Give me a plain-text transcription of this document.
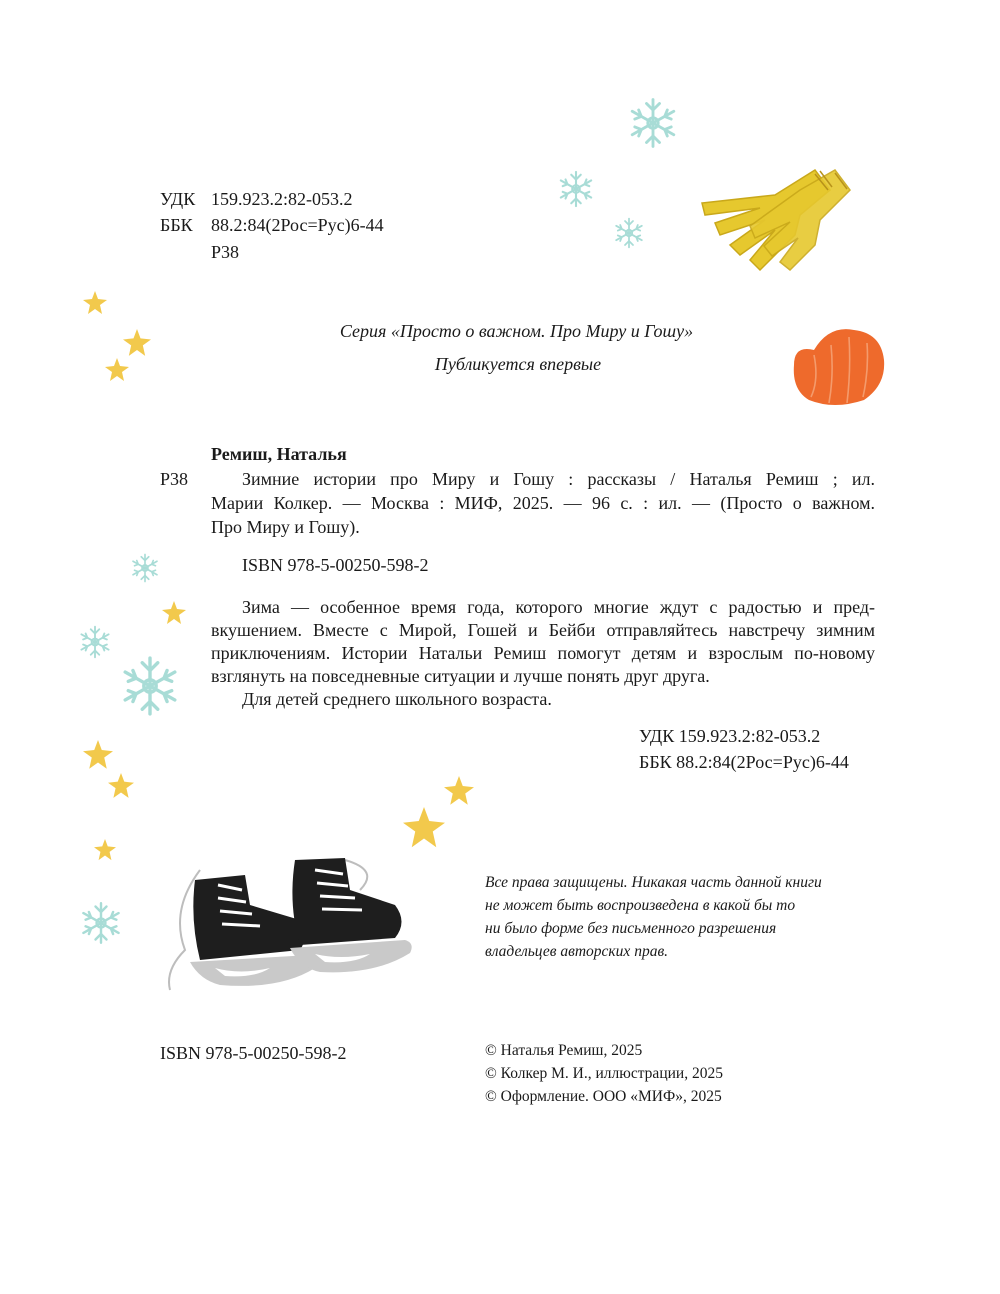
УДК 159.923.2:82-053.2
ББК 88.2:84(2Рос=Рус)6-44
Р38
Серия «Просто о важном. Про Миру и Гошу»
Публикуется впервые
Ремиш, Наталья
Р38	Зимние истории про Миру и Гошу : рассказы / Наталья Ремиш ; ил.
Марии Колкер. — Москва : МИФ, 2025. — 96 с. : ил. — (Просто о важном.
Про Миру и Гошу).
ISBN 978-5-00250-598-2
Зима — особенное время года, которого многие ждут с радостью и пред-
вкушением. Вместе с Мирой, Гошей и Бейби отправляйтесь навстречу зимним
приключениям. Истории Натальи Ремиш помогут детям и взрослым по-новому
взглянуть на повседневные ситуации и лучше понять друг друга.
Для детей среднего школьного возраста.
УДК 159.923.2:82-053.2
ББК 88.2:84(2Рос=Рус)6-44
Все права защищены. Никакая часть данной книги
не может быть воспроизведена в какой бы то
ни было форме без письменного разрешения
владельцев авторских прав.
ISBN 978-5-00250-598-2	© Наталья Ремиш, 2025
© Колкер М. И., иллюстрации, 2025
© Оформление. ООО «МИФ», 2025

........

#### Problem details:
Leave out all images, then reproduce the entries above exactly.

#### Exercise result:
Give me a plain-text transcription of this document.
УДК 159.923.2:82-053.2
ББК 88.2:84(2Рос=Рус)6-44
Р38
Серия «Просто о важном. Про Миру и Гошу»
Публикуется впервые
Ремиш, Наталья
Р38	Зимние истории про Миру и Гошу : рассказы / Наталья Ремиш ; ил.
Марии Колкер. — Москва : МИФ, 2025. — 96 с. : ил. — (Просто о важном.
Про Миру и Гошу).
ISBN 978-5-00250-598-2
Зима — особенное время года, которого многие ждут с радостью и пред-
вкушением. Вместе с Мирой, Гошей и Бейби отправляйтесь навстречу зимним
приключениям. Истории Натальи Ремиш помогут детям и взрослым по-новому
взглянуть на повседневные ситуации и лучше понять друг друга.
Для детей среднего школьного возраста.
УДК 159.923.2:82-053.2
ББК 88.2:84(2Рос=Рус)6-44
Все права защищены. Никакая часть данной книги
не может быть воспроизведена в какой бы то
ни было форме без письменного разрешения
владельцев авторских прав.
ISBN 978-5-00250-598-2	© Наталья Ремиш, 2025
© Колкер М. И., иллюстрации, 2025
© Оформление. ООО «МИФ», 2025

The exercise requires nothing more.